**To do**
Can you quote the lines below exactly, starting at the line with "Read all visible content and emit it as JSON." and going through the last one?
** Start of Listed entries **
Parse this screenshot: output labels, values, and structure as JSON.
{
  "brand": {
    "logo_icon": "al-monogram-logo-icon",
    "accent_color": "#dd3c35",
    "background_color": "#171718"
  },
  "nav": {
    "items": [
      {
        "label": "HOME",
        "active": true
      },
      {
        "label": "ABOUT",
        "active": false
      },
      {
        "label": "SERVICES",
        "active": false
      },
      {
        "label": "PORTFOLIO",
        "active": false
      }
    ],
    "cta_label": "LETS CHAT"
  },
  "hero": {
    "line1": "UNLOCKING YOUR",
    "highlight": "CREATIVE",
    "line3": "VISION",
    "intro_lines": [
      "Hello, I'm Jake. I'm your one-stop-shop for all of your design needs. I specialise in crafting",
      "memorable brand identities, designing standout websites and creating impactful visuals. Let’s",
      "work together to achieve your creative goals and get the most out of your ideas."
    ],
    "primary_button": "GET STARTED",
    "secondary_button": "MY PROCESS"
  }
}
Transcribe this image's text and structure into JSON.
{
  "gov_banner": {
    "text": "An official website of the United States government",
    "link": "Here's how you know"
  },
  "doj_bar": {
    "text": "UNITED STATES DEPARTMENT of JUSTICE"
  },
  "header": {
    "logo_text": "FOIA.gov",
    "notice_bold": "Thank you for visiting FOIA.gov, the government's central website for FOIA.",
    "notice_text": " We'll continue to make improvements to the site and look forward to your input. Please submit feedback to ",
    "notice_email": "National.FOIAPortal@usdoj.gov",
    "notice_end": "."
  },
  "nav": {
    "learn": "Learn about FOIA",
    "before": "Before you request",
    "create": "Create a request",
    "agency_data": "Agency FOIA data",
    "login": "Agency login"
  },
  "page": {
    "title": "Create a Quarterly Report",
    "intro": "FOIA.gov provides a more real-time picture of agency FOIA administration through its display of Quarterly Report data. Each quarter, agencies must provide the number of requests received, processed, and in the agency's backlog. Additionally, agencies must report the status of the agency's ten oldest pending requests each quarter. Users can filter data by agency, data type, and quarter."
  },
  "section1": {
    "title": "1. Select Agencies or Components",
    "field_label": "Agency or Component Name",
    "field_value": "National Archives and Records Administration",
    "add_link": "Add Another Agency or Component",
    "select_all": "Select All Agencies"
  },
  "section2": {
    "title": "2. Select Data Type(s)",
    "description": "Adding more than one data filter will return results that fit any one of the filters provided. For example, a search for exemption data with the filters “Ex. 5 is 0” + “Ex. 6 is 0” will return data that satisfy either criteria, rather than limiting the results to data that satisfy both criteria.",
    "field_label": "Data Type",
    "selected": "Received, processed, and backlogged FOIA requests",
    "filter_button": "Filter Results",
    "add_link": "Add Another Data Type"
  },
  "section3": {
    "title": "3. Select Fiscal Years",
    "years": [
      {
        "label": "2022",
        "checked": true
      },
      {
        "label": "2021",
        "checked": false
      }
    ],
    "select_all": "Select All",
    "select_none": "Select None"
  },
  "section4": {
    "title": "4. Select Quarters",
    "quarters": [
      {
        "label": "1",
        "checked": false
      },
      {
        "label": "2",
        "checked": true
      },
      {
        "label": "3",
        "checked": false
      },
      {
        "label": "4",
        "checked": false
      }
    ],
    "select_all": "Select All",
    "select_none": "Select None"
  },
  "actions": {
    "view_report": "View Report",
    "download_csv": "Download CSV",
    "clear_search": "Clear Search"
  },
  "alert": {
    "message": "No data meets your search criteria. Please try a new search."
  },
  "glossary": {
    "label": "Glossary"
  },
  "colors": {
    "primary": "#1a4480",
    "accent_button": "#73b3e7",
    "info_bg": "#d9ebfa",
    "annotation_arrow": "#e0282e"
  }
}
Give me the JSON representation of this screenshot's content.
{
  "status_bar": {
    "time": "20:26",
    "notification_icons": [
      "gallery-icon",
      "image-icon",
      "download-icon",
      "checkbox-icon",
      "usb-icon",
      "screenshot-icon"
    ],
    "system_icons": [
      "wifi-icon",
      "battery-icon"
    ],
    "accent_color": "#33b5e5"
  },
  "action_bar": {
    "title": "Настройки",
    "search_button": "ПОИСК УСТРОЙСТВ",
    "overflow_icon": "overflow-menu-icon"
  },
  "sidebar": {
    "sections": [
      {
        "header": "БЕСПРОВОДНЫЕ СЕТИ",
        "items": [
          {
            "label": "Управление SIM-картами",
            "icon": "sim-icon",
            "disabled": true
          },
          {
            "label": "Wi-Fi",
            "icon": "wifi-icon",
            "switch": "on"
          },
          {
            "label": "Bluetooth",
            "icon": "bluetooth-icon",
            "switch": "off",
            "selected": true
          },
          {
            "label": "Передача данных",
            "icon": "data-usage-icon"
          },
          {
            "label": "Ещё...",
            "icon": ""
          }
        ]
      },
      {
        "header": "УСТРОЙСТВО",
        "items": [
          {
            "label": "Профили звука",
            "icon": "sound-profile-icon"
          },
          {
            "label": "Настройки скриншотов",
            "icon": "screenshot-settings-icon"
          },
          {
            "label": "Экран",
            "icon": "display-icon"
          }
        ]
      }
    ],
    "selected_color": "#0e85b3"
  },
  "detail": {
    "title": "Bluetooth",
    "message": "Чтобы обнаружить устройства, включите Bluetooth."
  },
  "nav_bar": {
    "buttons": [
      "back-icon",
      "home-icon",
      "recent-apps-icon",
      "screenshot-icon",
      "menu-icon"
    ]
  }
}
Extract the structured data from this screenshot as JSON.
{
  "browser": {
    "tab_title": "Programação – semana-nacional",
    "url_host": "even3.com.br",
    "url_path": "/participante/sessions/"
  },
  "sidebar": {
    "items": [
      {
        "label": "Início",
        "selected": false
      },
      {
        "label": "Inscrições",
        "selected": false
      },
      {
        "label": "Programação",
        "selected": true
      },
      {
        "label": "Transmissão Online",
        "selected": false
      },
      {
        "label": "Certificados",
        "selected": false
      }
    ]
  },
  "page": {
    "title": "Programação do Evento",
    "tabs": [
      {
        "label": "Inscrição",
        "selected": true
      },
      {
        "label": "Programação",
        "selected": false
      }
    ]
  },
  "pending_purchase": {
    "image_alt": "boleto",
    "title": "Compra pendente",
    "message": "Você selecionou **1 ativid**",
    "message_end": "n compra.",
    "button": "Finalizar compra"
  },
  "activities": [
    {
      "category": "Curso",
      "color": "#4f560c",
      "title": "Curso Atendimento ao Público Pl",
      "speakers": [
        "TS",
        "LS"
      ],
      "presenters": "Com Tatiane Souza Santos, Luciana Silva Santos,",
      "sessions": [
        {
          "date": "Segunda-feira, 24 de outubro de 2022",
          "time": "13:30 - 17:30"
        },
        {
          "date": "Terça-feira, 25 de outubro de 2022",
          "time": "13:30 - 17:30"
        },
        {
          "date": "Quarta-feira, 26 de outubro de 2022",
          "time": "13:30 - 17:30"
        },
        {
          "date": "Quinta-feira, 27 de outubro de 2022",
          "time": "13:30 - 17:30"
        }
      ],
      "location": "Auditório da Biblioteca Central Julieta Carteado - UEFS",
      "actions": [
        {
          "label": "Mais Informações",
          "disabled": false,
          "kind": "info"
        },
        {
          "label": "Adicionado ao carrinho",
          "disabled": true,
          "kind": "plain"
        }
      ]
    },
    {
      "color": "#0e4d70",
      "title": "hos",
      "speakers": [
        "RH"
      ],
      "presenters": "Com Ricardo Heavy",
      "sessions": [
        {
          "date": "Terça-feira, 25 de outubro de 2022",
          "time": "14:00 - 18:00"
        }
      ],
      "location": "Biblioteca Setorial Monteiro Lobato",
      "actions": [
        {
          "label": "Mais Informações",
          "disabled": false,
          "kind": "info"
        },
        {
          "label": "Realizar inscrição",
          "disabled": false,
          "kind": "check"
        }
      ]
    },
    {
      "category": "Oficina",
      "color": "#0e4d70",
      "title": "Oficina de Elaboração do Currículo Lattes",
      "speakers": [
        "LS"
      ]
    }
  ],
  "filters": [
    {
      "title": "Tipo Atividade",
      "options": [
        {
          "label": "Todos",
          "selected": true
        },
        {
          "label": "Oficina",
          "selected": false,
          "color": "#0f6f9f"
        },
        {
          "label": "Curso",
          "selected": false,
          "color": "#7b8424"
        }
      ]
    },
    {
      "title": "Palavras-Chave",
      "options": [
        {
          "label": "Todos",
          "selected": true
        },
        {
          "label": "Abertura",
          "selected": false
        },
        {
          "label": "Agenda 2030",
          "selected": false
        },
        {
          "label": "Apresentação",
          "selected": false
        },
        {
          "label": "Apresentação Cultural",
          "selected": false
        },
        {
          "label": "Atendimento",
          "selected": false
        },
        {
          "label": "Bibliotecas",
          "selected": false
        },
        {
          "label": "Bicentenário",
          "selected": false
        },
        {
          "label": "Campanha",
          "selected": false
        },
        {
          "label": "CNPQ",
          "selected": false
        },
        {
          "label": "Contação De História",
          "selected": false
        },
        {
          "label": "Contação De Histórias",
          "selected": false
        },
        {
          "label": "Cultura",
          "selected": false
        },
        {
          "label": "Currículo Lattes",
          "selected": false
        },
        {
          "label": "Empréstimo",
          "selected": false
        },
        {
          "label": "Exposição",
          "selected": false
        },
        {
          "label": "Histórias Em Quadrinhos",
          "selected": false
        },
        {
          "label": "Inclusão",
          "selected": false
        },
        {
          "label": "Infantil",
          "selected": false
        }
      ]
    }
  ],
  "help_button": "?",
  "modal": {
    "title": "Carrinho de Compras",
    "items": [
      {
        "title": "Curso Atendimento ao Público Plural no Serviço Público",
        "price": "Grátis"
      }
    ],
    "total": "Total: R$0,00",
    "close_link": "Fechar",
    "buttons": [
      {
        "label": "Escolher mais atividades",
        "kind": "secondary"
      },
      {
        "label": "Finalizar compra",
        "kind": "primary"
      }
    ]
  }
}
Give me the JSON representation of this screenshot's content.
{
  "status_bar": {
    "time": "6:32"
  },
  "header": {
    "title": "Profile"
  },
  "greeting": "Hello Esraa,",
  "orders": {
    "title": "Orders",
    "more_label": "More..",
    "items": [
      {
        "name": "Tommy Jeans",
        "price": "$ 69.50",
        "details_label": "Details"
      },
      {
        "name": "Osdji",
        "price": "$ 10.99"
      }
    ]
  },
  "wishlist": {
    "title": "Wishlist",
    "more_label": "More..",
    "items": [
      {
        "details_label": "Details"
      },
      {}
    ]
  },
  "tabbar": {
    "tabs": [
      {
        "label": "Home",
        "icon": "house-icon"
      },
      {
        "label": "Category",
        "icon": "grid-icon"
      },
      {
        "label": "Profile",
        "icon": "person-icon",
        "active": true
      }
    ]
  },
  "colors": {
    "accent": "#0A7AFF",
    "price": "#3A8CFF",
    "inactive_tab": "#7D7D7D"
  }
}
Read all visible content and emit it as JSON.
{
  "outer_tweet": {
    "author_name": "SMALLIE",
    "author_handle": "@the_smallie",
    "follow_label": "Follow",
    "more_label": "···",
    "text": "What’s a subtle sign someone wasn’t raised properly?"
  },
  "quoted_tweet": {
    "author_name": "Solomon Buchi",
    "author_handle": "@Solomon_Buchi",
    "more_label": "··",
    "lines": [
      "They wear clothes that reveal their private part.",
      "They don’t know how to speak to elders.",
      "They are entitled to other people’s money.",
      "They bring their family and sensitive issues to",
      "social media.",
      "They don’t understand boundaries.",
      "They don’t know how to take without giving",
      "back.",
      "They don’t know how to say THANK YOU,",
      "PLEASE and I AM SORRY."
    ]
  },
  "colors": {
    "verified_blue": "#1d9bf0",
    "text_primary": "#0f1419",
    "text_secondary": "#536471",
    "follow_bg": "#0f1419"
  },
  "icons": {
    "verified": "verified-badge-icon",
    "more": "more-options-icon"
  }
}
** End of Listed entries **
**Result of this exercise**
Read all visible content and emit it as JSON.
{
  "outer_tweet": {
    "author_name": "SMALLIE",
    "author_handle": "@the_smallie",
    "follow_label": "Follow",
    "more_label": "···",
    "text": "What’s a subtle sign someone wasn’t raised properly?"
  },
  "quoted_tweet": {
    "author_name": "Solomon Buchi",
    "author_handle": "@Solomon_Buchi",
    "more_label": "··",
    "lines": [
      "They wear clothes that reveal their private part.",
      "They don’t know how to speak to elders.",
      "They are entitled to other people’s money.",
      "They bring their family and sensitive issues to",
      "social media.",
      "They don’t understand boundaries.",
      "They don’t know how to take without giving",
      "back.",
      "They don’t know how to say THANK YOU,",
      "PLEASE and I AM SORRY."
    ]
  },
  "colors": {
    "verified_blue": "#1d9bf0",
    "text_primary": "#0f1419",
    "text_secondary": "#536471",
    "follow_bg": "#0f1419"
  },
  "icons": {
    "verified": "verified-badge-icon",
    "more": "more-options-icon"
  }
}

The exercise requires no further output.